Dataset records >>

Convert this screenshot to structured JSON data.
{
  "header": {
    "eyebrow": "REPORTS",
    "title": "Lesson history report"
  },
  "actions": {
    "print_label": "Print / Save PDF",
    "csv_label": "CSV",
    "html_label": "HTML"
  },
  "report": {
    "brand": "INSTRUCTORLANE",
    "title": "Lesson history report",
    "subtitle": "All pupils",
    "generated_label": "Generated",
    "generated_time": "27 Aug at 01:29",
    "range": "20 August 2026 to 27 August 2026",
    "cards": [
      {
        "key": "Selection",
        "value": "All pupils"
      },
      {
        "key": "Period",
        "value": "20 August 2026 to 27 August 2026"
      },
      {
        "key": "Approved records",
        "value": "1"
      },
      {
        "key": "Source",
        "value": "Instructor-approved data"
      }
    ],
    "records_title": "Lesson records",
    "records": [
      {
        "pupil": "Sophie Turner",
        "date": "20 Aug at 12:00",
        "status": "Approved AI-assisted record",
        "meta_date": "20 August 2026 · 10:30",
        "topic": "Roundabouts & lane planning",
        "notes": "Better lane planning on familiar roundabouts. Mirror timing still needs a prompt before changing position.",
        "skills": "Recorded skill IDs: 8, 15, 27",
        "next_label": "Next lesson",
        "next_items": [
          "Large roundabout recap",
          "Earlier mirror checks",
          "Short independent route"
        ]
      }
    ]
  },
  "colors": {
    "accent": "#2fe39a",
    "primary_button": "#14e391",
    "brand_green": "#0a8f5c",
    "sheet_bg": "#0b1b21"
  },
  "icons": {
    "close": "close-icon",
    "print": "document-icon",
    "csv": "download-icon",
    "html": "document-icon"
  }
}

* * *

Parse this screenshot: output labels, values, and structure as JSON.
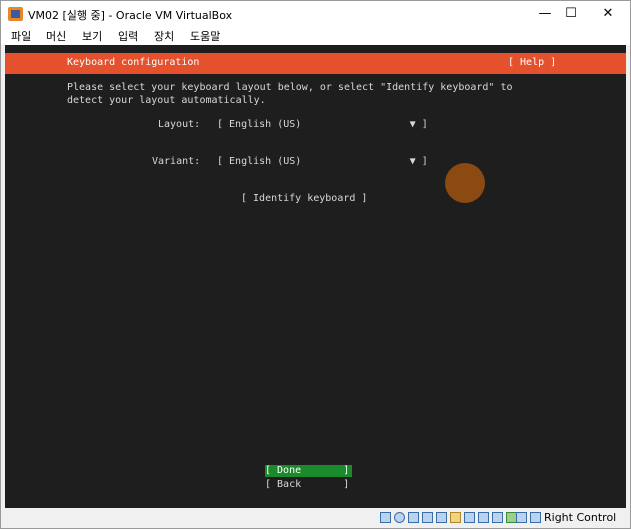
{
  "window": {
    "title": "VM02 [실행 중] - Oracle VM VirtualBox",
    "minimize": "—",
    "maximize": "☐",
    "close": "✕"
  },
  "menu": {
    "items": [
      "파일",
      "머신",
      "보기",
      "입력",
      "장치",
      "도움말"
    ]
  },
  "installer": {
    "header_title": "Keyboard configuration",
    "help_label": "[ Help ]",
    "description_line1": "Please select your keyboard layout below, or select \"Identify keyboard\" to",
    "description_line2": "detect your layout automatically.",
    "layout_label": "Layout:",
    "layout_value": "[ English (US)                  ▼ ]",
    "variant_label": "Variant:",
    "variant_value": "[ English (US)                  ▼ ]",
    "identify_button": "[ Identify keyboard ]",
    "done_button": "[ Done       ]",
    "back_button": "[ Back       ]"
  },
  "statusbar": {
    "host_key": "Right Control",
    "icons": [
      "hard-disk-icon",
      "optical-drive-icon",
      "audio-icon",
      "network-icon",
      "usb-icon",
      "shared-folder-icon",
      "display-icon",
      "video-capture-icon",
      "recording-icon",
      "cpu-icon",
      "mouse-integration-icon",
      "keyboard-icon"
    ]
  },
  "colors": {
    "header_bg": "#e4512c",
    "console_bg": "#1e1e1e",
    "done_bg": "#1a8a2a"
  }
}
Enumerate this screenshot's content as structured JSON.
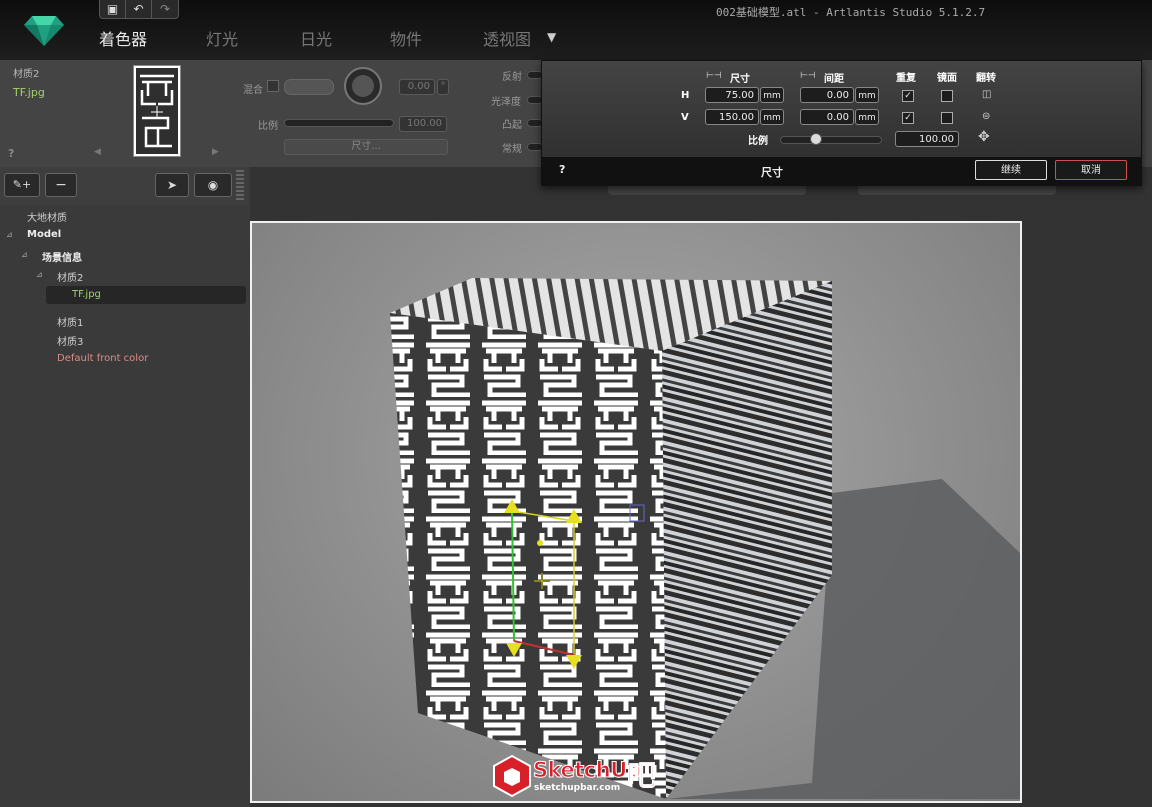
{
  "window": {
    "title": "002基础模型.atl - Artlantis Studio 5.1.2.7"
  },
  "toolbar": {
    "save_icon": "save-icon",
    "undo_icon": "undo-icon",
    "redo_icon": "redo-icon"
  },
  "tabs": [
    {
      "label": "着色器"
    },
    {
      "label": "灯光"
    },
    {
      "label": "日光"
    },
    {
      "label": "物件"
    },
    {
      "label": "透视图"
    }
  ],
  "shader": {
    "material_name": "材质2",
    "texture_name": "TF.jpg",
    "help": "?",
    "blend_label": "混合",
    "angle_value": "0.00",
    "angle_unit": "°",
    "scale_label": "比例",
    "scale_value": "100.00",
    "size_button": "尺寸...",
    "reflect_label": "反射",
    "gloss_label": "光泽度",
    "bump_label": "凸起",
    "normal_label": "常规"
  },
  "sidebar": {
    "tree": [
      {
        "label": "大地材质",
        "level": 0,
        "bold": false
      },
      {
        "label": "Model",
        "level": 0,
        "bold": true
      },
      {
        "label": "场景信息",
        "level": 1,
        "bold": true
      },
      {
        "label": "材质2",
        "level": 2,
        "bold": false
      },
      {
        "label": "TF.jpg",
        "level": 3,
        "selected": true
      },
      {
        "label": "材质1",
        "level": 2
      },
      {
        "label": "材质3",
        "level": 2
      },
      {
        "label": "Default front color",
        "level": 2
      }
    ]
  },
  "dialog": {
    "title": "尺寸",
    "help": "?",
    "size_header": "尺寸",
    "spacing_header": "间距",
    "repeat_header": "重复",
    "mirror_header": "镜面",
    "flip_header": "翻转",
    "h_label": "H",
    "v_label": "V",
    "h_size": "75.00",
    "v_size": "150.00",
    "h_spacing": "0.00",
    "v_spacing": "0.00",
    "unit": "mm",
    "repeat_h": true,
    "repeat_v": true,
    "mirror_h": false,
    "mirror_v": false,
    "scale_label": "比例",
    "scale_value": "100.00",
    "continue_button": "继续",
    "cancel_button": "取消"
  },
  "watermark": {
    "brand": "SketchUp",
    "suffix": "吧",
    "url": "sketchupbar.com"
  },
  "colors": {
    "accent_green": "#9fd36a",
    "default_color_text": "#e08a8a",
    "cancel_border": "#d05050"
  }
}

Problem statement >>
Look through the entries above. Extract each line with the word "true".

Written response >>
        "bold": true
        "bold": true
        "selected": true
    "repeat_h": true,
    "repeat_v": true,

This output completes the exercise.